[Stored data entries]
# # # # #

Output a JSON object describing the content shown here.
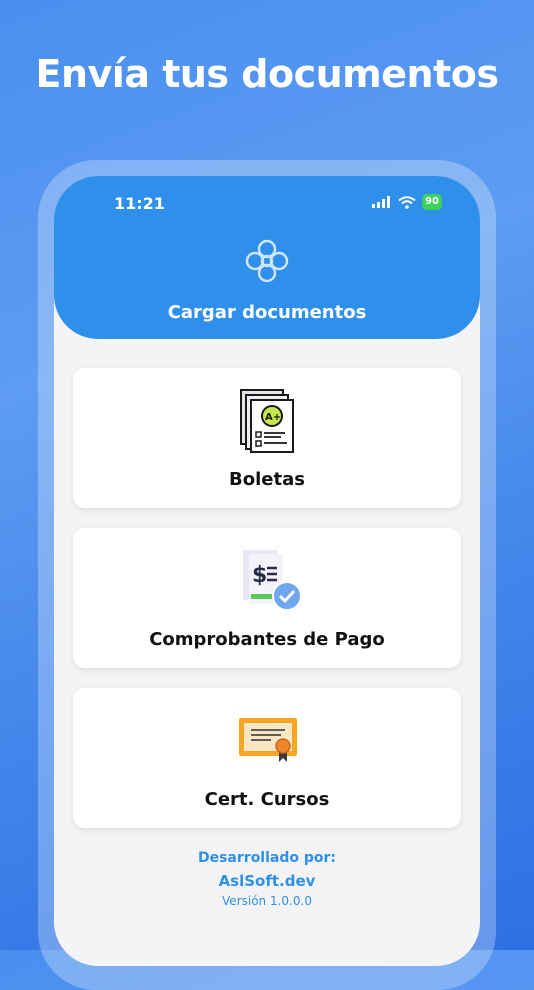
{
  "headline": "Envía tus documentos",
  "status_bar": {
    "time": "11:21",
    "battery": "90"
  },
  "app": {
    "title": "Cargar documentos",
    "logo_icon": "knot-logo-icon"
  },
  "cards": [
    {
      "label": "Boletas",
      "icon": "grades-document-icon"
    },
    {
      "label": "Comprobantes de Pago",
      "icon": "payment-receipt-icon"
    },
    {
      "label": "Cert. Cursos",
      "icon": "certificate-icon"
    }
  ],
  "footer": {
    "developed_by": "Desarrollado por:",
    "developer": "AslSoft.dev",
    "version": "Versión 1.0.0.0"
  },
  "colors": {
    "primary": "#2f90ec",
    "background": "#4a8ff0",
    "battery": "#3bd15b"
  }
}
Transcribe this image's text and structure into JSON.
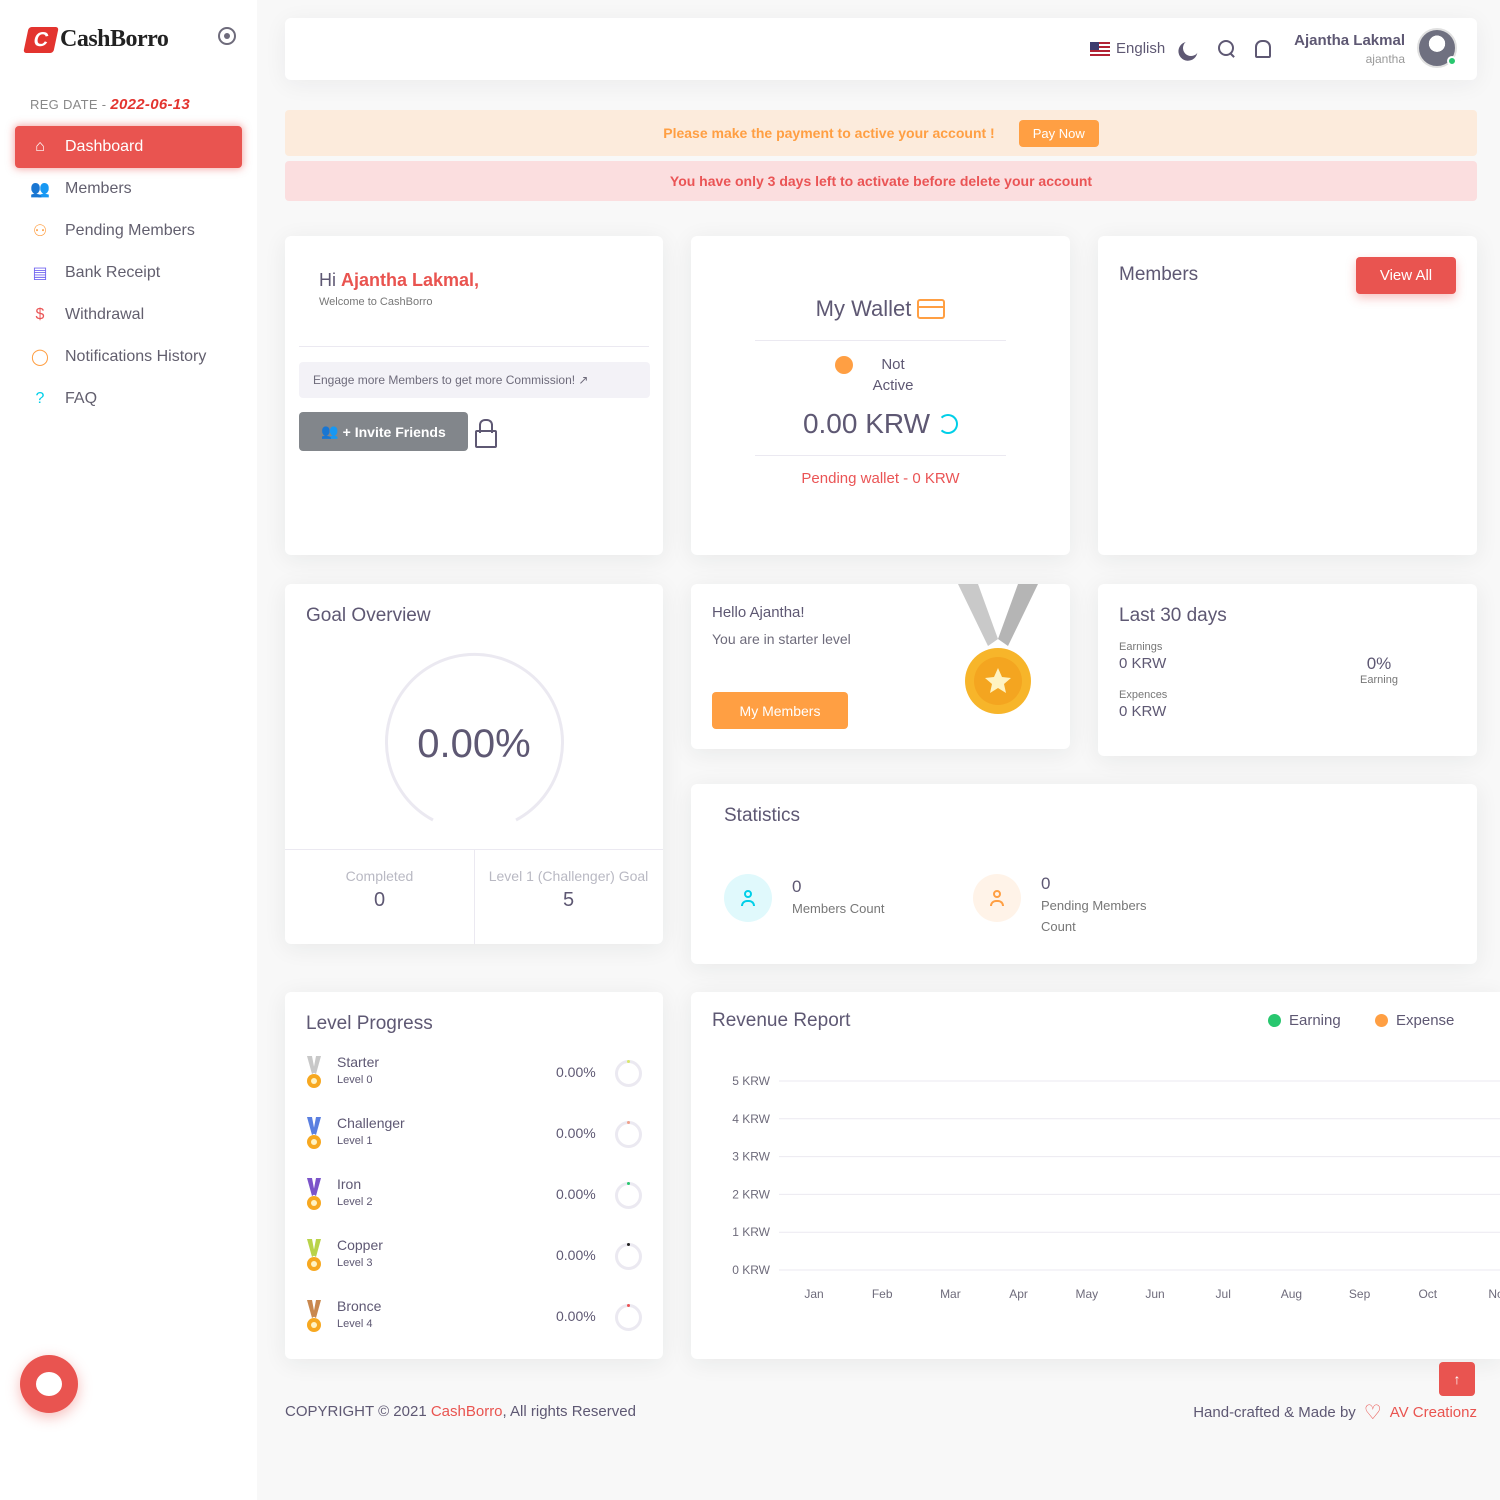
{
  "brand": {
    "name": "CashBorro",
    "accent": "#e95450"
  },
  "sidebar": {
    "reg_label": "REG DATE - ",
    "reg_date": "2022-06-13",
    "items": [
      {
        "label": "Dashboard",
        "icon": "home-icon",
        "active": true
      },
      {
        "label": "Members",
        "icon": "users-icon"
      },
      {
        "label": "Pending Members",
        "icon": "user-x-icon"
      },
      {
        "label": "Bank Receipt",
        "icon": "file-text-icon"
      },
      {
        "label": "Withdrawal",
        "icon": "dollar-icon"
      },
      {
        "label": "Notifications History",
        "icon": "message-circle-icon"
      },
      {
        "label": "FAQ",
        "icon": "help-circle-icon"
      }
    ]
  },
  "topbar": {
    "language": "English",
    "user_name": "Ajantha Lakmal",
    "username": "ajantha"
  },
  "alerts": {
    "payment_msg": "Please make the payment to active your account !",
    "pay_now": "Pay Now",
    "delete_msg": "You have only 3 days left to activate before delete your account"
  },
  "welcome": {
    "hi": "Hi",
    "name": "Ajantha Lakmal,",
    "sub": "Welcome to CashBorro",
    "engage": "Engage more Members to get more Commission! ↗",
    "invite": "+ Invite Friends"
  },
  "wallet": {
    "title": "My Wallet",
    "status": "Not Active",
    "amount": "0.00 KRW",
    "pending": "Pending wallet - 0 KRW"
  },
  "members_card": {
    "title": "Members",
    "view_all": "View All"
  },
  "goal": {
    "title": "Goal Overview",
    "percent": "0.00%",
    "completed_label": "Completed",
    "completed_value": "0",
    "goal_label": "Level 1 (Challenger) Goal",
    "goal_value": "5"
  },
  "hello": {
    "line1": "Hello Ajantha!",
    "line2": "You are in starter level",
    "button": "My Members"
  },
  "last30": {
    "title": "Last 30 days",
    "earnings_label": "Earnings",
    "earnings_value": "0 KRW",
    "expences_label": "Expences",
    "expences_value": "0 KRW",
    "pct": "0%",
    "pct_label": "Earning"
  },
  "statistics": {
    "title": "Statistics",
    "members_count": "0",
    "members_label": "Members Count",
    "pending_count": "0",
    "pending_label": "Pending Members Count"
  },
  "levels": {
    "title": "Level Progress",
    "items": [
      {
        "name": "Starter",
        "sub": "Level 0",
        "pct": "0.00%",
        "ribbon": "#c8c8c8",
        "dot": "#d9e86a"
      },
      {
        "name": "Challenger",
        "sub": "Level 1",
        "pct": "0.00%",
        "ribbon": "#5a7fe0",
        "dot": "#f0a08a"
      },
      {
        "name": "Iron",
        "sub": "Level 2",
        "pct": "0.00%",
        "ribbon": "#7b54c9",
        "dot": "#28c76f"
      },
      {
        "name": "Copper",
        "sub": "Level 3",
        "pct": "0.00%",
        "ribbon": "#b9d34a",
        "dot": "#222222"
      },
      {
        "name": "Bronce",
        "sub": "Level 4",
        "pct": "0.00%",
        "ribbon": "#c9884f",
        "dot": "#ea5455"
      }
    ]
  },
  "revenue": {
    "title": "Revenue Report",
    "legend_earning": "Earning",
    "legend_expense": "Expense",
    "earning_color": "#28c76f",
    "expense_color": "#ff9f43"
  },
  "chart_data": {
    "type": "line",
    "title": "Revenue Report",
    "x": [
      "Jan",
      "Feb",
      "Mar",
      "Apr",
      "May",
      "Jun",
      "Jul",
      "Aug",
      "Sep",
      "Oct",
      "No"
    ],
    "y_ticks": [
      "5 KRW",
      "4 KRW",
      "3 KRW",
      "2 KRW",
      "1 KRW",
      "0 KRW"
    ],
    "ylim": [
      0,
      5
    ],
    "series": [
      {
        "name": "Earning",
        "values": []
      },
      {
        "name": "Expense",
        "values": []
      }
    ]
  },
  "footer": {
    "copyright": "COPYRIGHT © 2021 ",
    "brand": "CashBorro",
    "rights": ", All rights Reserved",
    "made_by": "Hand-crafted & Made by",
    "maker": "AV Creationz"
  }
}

# # # # #

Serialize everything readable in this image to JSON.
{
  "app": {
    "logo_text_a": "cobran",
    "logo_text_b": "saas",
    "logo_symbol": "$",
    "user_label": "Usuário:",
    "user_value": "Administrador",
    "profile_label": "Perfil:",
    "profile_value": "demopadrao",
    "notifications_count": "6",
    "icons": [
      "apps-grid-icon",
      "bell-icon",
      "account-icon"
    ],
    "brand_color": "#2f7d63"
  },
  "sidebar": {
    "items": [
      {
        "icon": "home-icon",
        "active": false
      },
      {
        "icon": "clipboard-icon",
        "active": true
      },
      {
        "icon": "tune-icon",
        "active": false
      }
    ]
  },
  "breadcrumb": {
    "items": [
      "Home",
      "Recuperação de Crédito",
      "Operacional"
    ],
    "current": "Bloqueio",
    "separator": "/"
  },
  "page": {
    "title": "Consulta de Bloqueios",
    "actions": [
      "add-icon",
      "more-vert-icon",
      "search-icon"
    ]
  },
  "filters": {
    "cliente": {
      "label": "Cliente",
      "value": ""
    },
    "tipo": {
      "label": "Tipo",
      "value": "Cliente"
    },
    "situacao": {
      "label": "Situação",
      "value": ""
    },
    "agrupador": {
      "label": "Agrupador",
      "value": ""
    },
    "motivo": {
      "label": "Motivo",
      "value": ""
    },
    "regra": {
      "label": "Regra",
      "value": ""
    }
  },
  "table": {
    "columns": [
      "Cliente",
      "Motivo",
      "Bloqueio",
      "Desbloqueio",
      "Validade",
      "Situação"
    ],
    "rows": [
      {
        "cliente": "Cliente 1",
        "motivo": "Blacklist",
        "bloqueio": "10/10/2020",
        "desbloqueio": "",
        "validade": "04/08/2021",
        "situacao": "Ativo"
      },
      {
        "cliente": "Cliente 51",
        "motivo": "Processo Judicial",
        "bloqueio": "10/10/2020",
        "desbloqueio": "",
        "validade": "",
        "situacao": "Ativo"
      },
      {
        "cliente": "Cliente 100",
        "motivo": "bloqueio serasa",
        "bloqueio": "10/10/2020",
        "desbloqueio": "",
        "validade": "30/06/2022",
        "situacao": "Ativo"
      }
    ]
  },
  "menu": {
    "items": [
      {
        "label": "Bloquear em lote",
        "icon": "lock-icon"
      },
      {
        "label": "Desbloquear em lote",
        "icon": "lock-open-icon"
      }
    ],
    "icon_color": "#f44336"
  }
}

# # # # #

What to work on
Determine how many lines of the data contain "days" and give nothing but that number.

Task solution
2